### EXERCISE INSTRUCTIONS
Lines containing the word "loodrecht" should be extracted in full.

[A block of data]
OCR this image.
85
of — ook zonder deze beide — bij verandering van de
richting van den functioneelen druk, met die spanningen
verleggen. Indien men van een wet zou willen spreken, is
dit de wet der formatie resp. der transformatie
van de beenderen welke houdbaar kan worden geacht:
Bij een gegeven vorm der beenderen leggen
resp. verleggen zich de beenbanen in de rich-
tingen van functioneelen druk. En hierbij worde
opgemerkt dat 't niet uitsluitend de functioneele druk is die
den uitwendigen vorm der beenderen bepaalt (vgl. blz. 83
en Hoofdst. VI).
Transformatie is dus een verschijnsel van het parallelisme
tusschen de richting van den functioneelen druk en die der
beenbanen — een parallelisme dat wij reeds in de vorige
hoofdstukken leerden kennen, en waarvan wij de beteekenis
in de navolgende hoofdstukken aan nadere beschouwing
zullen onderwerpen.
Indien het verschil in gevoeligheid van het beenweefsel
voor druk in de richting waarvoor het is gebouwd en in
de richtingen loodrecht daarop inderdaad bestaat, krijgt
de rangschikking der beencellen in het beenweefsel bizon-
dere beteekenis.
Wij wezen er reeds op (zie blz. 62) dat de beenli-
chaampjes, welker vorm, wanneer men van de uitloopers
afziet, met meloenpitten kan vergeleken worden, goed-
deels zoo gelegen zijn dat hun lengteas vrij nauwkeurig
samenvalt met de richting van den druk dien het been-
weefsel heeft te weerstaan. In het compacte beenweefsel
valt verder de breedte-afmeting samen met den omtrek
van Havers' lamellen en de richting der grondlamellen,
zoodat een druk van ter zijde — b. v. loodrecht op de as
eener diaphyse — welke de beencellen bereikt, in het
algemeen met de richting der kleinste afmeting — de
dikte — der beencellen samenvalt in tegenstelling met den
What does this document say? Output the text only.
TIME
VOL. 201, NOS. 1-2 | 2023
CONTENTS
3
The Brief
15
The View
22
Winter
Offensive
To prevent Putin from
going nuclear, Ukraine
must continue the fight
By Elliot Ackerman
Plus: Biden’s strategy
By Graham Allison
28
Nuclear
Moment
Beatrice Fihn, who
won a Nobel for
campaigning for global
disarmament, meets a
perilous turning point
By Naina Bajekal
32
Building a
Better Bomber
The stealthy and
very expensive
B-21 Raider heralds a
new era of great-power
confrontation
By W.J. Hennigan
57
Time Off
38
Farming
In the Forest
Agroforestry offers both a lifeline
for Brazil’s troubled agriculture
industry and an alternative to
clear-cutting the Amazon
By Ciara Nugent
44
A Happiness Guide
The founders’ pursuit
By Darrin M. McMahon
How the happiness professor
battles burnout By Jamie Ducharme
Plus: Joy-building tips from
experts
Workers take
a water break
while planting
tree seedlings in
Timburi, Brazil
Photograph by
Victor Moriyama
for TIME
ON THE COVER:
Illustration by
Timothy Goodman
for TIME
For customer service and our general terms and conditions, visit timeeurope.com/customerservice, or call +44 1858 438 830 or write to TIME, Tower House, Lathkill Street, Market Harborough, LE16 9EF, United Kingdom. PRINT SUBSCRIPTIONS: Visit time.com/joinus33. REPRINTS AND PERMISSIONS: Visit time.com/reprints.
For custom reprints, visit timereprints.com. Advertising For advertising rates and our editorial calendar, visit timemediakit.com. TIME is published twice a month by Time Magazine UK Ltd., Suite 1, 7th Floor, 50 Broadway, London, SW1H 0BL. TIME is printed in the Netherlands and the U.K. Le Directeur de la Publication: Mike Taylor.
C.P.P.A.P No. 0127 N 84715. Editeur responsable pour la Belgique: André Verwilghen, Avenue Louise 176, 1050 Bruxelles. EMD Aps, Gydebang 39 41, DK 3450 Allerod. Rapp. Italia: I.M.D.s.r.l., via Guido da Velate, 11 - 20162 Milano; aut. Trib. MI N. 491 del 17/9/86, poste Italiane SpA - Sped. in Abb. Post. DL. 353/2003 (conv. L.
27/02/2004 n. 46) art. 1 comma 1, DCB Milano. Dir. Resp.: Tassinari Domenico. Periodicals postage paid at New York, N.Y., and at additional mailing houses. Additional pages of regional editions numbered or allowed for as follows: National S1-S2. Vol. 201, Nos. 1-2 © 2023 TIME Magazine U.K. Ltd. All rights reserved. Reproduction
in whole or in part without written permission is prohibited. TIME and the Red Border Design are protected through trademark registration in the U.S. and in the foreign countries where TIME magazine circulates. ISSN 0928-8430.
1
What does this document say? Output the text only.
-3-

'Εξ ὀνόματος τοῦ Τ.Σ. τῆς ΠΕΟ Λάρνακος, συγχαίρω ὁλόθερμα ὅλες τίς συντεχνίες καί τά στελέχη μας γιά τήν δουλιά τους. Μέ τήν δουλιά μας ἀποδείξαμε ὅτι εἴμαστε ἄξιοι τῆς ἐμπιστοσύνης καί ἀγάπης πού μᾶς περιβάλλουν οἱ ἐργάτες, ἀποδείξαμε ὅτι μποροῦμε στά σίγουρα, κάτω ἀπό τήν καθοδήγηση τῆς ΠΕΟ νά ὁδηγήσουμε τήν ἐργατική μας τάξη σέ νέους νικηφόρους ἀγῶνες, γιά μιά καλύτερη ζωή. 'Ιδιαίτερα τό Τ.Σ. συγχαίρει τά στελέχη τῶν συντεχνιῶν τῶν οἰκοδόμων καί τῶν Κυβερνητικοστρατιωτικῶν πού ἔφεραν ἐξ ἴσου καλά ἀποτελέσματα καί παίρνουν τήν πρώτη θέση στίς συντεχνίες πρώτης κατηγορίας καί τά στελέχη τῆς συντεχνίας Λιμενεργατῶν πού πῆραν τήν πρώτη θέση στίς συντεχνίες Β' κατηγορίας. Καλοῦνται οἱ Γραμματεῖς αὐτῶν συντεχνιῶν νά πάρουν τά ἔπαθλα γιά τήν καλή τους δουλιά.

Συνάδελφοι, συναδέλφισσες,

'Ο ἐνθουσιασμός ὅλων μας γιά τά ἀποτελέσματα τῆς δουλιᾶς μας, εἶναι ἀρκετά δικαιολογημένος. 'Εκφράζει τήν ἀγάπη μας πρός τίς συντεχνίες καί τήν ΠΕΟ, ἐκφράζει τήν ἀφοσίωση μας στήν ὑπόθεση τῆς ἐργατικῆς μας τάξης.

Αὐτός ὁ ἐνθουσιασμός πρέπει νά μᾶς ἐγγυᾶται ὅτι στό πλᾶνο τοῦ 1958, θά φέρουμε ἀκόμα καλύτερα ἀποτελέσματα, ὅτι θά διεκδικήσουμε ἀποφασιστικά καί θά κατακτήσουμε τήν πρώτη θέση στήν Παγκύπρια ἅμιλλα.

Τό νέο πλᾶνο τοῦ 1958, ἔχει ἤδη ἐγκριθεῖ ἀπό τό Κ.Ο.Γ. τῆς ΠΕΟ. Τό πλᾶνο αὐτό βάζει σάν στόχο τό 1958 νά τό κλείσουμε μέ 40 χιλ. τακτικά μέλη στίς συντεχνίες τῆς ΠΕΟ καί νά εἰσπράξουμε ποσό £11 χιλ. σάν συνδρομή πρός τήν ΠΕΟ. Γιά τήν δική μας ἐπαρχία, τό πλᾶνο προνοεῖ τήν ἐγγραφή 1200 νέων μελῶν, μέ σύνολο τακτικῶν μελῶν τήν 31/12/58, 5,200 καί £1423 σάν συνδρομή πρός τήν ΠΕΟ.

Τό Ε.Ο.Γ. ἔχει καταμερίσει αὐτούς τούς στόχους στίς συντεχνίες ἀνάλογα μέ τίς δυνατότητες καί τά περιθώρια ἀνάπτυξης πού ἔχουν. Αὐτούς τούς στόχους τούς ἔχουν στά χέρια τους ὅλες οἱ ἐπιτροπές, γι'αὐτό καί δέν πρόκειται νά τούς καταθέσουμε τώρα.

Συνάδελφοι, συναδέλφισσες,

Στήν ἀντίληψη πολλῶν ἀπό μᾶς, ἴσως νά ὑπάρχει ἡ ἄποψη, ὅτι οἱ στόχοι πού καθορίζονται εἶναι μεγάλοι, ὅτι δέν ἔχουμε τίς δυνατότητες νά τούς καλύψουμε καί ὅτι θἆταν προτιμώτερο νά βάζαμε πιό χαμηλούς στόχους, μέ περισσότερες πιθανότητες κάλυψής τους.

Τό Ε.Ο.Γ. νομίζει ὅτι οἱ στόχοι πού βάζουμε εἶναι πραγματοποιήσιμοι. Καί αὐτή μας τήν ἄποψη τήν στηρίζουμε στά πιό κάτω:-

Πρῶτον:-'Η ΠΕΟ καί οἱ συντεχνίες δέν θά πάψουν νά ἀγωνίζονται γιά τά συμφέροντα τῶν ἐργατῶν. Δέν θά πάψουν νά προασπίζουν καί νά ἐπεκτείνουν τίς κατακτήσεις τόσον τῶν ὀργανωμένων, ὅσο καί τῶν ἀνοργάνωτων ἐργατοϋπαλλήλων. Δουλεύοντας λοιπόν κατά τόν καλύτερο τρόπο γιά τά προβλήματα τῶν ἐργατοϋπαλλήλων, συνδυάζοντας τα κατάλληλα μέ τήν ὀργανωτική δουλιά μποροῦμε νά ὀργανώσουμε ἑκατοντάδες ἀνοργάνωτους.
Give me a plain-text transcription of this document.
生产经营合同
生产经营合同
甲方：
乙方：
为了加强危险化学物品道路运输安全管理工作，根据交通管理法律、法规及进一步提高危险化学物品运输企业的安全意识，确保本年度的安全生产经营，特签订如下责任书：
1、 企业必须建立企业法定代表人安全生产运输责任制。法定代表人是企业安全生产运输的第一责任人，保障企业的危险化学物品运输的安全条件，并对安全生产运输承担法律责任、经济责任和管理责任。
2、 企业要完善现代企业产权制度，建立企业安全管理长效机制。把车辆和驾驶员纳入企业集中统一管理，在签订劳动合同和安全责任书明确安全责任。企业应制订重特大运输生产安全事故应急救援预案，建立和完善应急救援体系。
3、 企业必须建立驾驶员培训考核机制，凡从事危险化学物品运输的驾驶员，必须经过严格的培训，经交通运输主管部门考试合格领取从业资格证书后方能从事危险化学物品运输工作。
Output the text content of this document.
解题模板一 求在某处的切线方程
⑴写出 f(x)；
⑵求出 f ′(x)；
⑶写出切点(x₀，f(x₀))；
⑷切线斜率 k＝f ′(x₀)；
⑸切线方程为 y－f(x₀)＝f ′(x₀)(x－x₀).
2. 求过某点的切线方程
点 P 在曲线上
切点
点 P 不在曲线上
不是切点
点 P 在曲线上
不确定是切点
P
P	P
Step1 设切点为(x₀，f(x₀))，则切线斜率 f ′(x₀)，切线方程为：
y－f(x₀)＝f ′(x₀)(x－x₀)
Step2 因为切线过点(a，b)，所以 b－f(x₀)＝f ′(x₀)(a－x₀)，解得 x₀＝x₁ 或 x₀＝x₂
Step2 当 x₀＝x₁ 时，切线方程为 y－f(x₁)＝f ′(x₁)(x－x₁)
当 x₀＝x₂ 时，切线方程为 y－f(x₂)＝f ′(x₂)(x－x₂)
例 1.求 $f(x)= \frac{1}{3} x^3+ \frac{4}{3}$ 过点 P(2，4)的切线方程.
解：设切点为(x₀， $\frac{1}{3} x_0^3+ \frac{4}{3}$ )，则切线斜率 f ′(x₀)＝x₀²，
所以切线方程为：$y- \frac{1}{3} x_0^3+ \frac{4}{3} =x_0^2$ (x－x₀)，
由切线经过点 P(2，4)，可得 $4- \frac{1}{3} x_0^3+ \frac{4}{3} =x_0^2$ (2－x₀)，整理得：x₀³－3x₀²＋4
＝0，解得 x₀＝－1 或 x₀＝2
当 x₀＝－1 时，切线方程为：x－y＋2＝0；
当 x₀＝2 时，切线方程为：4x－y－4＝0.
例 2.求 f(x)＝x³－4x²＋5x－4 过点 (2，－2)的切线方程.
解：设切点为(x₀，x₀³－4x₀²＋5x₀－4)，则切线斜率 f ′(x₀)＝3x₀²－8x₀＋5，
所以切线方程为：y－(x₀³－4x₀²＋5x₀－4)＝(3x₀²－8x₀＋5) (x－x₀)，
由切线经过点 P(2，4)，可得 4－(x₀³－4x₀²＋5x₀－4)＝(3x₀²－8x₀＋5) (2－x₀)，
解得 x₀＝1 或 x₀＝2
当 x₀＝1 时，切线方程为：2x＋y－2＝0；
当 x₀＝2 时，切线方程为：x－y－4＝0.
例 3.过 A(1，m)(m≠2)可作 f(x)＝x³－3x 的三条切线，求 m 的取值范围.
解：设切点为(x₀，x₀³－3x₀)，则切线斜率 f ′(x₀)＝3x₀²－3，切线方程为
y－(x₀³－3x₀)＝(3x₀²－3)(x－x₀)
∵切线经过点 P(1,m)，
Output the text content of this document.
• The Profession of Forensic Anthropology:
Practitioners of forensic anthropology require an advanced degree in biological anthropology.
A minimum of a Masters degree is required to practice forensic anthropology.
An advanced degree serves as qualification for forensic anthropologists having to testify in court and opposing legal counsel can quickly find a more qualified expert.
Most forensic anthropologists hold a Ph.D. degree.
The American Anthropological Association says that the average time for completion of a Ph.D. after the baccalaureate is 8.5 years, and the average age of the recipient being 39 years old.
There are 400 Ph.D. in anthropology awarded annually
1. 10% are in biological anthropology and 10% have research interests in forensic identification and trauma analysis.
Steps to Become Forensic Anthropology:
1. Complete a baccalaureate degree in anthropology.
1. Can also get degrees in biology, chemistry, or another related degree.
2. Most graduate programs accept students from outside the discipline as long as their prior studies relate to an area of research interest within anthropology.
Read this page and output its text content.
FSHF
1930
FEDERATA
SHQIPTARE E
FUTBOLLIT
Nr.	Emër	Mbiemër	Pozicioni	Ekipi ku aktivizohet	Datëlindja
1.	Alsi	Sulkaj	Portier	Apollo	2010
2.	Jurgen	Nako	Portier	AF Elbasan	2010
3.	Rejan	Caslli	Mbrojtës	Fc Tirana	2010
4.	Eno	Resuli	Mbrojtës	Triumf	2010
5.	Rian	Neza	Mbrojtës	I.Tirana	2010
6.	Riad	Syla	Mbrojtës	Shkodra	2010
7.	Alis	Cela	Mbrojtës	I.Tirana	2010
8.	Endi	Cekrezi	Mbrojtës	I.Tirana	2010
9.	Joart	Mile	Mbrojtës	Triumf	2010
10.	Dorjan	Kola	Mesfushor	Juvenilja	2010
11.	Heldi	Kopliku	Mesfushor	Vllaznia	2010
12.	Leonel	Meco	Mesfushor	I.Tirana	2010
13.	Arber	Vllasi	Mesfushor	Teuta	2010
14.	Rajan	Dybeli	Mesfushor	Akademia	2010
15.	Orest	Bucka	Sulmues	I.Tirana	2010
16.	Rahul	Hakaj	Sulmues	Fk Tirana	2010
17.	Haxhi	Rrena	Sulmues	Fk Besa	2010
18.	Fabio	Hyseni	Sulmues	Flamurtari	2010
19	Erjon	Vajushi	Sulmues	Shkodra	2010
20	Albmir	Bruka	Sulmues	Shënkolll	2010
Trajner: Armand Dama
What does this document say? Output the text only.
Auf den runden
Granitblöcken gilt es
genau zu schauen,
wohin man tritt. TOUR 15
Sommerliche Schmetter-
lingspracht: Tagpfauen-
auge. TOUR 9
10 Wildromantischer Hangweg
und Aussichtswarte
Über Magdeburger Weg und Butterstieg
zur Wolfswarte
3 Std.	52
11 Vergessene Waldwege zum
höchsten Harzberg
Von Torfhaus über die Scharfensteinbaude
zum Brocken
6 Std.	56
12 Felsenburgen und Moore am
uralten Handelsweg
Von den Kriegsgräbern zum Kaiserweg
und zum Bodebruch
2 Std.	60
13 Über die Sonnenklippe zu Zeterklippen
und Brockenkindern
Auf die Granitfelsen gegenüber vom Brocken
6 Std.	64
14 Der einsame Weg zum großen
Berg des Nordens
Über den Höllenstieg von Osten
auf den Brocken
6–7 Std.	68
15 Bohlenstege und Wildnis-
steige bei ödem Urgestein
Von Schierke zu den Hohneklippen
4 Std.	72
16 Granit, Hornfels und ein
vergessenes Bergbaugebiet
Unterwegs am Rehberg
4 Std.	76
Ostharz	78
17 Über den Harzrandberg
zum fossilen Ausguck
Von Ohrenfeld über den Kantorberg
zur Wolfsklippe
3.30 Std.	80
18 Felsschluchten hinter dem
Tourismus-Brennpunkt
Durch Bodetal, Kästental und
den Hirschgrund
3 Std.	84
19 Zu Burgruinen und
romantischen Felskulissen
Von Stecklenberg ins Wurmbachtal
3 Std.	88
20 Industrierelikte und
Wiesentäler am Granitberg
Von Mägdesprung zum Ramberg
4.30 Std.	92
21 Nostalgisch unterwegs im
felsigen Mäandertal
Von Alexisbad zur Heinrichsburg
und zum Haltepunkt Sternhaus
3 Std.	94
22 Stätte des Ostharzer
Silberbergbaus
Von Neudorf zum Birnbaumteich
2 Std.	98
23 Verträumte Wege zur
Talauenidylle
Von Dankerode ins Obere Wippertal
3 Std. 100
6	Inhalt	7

### COMPLETED TASK
de richtingen loodrecht daarop inderdaad bestaat, krijgt
zoodat een druk van ter zijde — b. v. loodrecht op de as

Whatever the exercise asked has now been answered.